(Collected data entries)
+++

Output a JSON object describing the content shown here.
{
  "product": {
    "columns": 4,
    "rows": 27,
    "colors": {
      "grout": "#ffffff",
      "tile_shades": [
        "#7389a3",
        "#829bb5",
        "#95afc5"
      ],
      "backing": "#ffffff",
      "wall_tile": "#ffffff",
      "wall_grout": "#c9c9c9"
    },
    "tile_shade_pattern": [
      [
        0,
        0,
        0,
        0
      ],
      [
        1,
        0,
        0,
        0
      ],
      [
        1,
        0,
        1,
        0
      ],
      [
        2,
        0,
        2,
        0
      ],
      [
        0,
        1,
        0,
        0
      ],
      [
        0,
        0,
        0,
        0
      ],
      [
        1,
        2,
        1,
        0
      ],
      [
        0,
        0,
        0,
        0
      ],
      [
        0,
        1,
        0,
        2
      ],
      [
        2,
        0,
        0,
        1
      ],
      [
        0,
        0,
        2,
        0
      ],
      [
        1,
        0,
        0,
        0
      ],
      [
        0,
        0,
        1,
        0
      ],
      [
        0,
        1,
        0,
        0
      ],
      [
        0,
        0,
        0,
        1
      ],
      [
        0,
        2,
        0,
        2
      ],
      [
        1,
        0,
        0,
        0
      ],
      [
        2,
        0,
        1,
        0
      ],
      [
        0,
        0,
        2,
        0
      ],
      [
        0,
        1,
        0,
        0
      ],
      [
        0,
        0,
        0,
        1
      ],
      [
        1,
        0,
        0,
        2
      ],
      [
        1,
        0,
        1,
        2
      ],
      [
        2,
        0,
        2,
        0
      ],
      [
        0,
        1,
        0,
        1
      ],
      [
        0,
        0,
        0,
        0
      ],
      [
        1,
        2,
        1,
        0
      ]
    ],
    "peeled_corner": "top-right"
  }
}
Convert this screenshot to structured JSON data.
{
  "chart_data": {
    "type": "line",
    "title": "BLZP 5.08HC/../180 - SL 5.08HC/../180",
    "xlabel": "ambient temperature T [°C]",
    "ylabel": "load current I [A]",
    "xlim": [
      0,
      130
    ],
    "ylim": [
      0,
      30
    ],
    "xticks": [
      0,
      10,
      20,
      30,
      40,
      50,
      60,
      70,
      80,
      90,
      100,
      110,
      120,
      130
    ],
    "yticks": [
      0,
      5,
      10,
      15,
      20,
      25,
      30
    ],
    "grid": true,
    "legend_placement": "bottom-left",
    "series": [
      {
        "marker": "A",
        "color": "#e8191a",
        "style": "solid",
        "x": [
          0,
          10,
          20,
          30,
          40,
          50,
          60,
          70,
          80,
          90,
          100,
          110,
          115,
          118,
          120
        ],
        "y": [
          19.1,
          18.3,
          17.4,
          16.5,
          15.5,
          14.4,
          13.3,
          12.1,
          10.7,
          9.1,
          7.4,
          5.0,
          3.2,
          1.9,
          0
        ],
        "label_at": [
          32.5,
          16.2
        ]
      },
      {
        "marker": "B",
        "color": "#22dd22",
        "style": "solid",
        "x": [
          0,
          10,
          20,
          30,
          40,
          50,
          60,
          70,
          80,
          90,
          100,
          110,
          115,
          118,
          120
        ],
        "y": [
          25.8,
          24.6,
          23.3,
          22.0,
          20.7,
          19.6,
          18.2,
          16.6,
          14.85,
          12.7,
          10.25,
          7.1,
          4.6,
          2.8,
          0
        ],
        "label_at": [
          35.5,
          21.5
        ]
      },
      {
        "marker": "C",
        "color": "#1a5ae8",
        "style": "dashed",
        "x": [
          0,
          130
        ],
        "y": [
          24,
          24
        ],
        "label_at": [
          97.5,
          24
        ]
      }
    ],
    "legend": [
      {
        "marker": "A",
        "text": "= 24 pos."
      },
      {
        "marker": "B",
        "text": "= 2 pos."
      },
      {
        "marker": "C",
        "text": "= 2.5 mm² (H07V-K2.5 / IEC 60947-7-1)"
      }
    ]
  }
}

+++

- PROBLEM REQUIREMENTS -
Respond with the number of lines containing "ffffff" and no additional words.

- RESPONSE TO THIS EXERCISE -
3